→ **What you are asked to do**
Can you copy out every line of the listing below word for word, omitting the pictures?

Excerpts from a set of layout annotations:
>>>

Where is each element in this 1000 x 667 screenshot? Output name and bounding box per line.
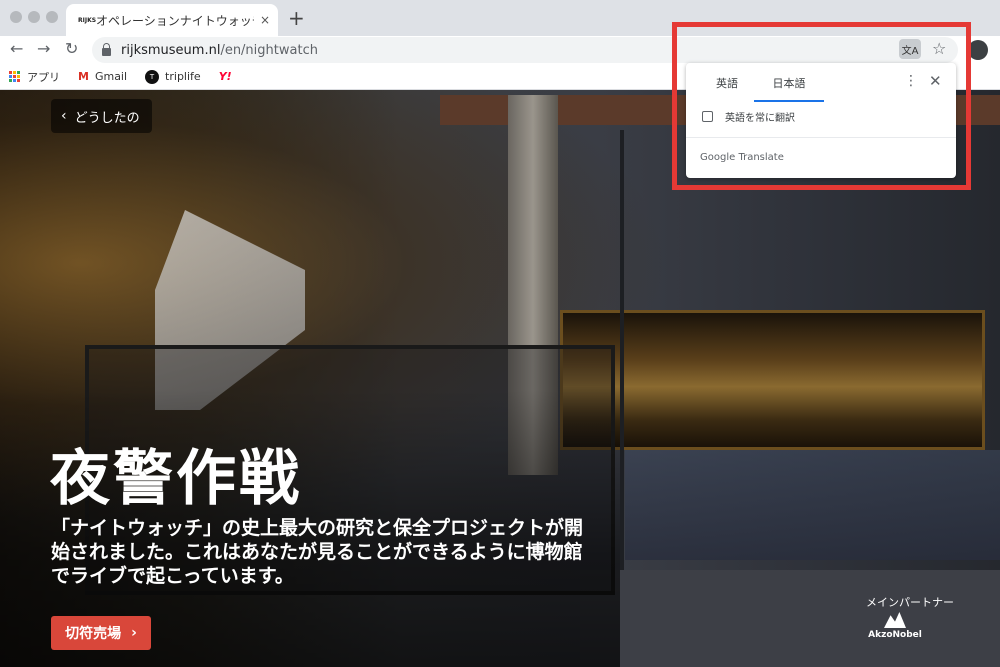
forward-arrow-icon[interactable]: → [37,39,50,58]
url-domain: rijksmuseum.nl [121,42,221,58]
yahoo-icon: Y! [218,70,232,83]
rijksmuseum-favicon-icon: RIJKS [78,16,97,24]
lock-icon[interactable] [102,42,111,56]
ticket-button[interactable]: 切符売場 › [51,616,151,650]
google-translate-brand: Google Translate [700,152,784,163]
browser-tab[interactable]: RIJKS オペレーションナイトウォッチ - × [66,4,278,36]
akzonobel-mark-icon [884,612,906,628]
minimize-window-button[interactable] [28,11,40,23]
tab-source-language[interactable]: 英語 [716,75,738,91]
bookmark-label: アプリ [27,70,60,84]
more-options-icon[interactable]: ⋮ [904,73,918,89]
new-tab-button[interactable]: + [288,6,305,30]
popup-divider [686,137,956,138]
tab-close-icon[interactable]: × [260,13,270,27]
gmail-icon: M [78,70,89,83]
url-path: /en/nightwatch [220,42,318,58]
apps-grid-dot [9,79,12,82]
bookmark-triplife[interactable]: T triplife [145,69,201,84]
back-button-label: どうしたの [74,110,140,126]
profile-avatar[interactable] [968,40,988,60]
visitor-crowd [625,450,1000,560]
back-arrow-icon[interactable]: ← [10,39,23,58]
gallery-floor [580,570,1000,667]
maximize-window-button[interactable] [46,11,58,23]
apps-grid-dot [13,75,16,78]
tab-title: オペレーションナイトウォッチ - [96,13,254,28]
apps-grid-dot [13,79,16,82]
bookmark-label: Gmail [94,70,128,83]
tab-target-language[interactable]: 日本語 [754,75,824,102]
bookmark-label: triplife [165,70,201,83]
akzonobel-logo[interactable]: AkzoNobel [866,612,924,646]
glass-frame [620,130,624,570]
apps-grid-dot [17,75,20,78]
bookmark-apps[interactable]: アプリ [9,69,60,85]
triplife-icon: T [145,69,160,84]
chevron-left-icon: ‹ [61,108,67,124]
apps-grid-dot [9,71,12,74]
reload-icon[interactable]: ↻ [65,39,78,58]
apps-grid-dot [9,75,12,78]
page-title: 夜警作戦 [50,444,302,514]
apps-grid-dot [17,71,20,74]
always-translate-checkbox[interactable] [702,111,713,122]
hero-description: 「ナイトウォッチ」の史上最大の研究と保全プロジェクトが開始されました。これはあな… [51,517,584,587]
apps-grid-dot [13,71,16,74]
bookmark-gmail[interactable]: M Gmail [78,70,127,83]
close-icon[interactable]: ✕ [929,72,942,90]
back-button[interactable]: ‹ どうしたの [51,99,152,133]
partner-label: メインパートナー [866,596,954,609]
partner-name: AkzoNobel [868,630,922,640]
chevron-right-icon: › [131,625,137,641]
always-translate-option[interactable]: 英語を常に翻訳 [702,109,795,124]
translate-popup: 英語 日本語 ⋮ ✕ 英語を常に翻訳 Google Translate [686,63,956,178]
close-window-button[interactable] [10,11,22,23]
apps-grid-dot [17,79,20,82]
always-translate-label: 英語を常に翻訳 [725,113,795,124]
apps-grid-icon [9,71,20,82]
bookmark-yahoo[interactable]: Y! [219,70,238,83]
ticket-button-label: 切符売場 [65,626,122,642]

<<<

→ **Solution for this exercise**
Where is each element in this 1000 x 667 screenshot? Output name and bounding box per line.
forward-arrow-icon[interactable]: → [37,39,50,58]
url-domain: rijksmuseum.nl [121,42,221,58]
yahoo-icon: Y! [218,70,232,83]
rijksmuseum-favicon-icon: RIJKS [78,16,97,24]
lock-icon[interactable] [102,42,111,56]
ticket-button[interactable]: 切符売場 › [51,616,151,650]
google-translate-brand: Google Translate [700,152,784,163]
browser-tab[interactable]: RIJKS オペレーションナイトウォッチ - × [66,4,278,36]
akzonobel-mark-icon [884,612,906,628]
minimize-window-button[interactable] [28,11,40,23]
tab-source-language[interactable]: 英語 [716,75,738,91]
bookmark-label: アプリ [27,70,60,84]
more-options-icon[interactable]: ⋮ [904,73,918,89]
new-tab-button[interactable]: + [288,6,305,30]
popup-divider [686,137,956,138]
tab-close-icon[interactable]: × [260,13,270,27]
gmail-icon: M [78,70,89,83]
url-path: /en/nightwatch [220,42,318,58]
apps-grid-dot [9,79,12,82]
bookmark-triplife[interactable]: T triplife [145,69,201,84]
back-button-label: どうしたの [74,110,140,126]
profile-avatar[interactable] [968,40,988,60]
visitor-crowd [625,450,1000,560]
back-arrow-icon[interactable]: ← [10,39,23,58]
gallery-floor [580,570,1000,667]
maximize-window-button[interactable] [46,11,58,23]
apps-grid-dot [13,75,16,78]
tab-title: オペレーションナイトウォッチ - [96,13,254,28]
apps-grid-dot [13,79,16,82]
bookmark-label: Gmail [94,70,128,83]
tab-target-language[interactable]: 日本語 [754,75,824,102]
bookmark-label: triplife [165,70,201,83]
akzonobel-logo[interactable]: AkzoNobel [866,612,924,646]
glass-frame [620,130,624,570]
apps-grid-dot [17,75,20,78]
bookmark-apps[interactable]: アプリ [9,69,60,85]
triplife-icon: T [145,69,160,84]
chevron-left-icon: ‹ [61,108,67,124]
apps-grid-dot [9,71,12,74]
reload-icon[interactable]: ↻ [65,39,78,58]
apps-grid-dot [9,75,12,78]
page-title: 夜警作戦 [50,444,302,514]
apps-grid-dot [17,71,20,74]
always-translate-checkbox[interactable] [702,111,713,122]
hero-description: 「ナイトウォッチ」の史上最大の研究と保全プロジェクトが開始されました。これはあな… [51,517,584,587]
apps-grid-dot [13,71,16,74]
bookmark-gmail[interactable]: M Gmail [78,70,127,83]
close-icon[interactable]: ✕ [929,72,942,90]
back-button[interactable]: ‹ どうしたの [51,99,152,133]
partner-label: メインパートナー [866,596,954,609]
partner-name: AkzoNobel [868,630,922,640]
chevron-right-icon: › [131,625,137,641]
always-translate-option[interactable]: 英語を常に翻訳 [702,109,795,124]
translate-popup: 英語 日本語 ⋮ ✕ 英語を常に翻訳 Google Translate [686,63,956,178]
close-window-button[interactable] [10,11,22,23]
apps-grid-dot [17,79,20,82]
always-translate-label: 英語を常に翻訳 [725,113,795,124]
apps-grid-icon [9,71,20,82]
bookmark-yahoo[interactable]: Y! [219,70,238,83]
ticket-button-label: 切符売場 [65,626,122,642]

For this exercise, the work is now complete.